• **INSTRUCTIONS FOR THE TASK**: Narrow the data below down to the lines containing "title".

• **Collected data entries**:
[start]

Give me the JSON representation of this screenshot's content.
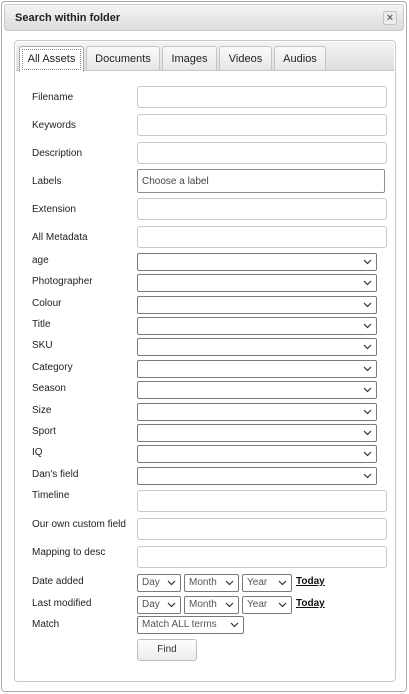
{
  "dialog": {
    "title": "Search within folder",
    "close_glyph": "×"
  },
  "tabs": [
    "All Assets",
    "Documents",
    "Images",
    "Videos",
    "Audios"
  ],
  "active_tab": "All Assets",
  "fields": {
    "filename": "Filename",
    "keywords": "Keywords",
    "description": "Description",
    "labels": "Labels",
    "labels_placeholder": "Choose a label",
    "extension": "Extension",
    "all_metadata": "All Metadata",
    "age": "age",
    "photographer": "Photographer",
    "colour": "Colour",
    "title": "Title",
    "sku": "SKU",
    "category": "Category",
    "season": "Season",
    "size": "Size",
    "sport": "Sport",
    "iq": "IQ",
    "dans_field": "Dan's field",
    "timeline": "Timeline",
    "our_own_custom_field": "Our own custom field",
    "mapping_to_desc": "Mapping to desc",
    "date_added": "Date added",
    "last_modified": "Last modified",
    "match": "Match"
  },
  "date_selects": {
    "day": "Day",
    "month": "Month",
    "year": "Year",
    "today_link": "Today"
  },
  "match_select": {
    "value": "Match ALL terms"
  },
  "find_button": "Find"
}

[end]

• **RESPONSE**:
    "title": "Search within folder",
    "title": "Title",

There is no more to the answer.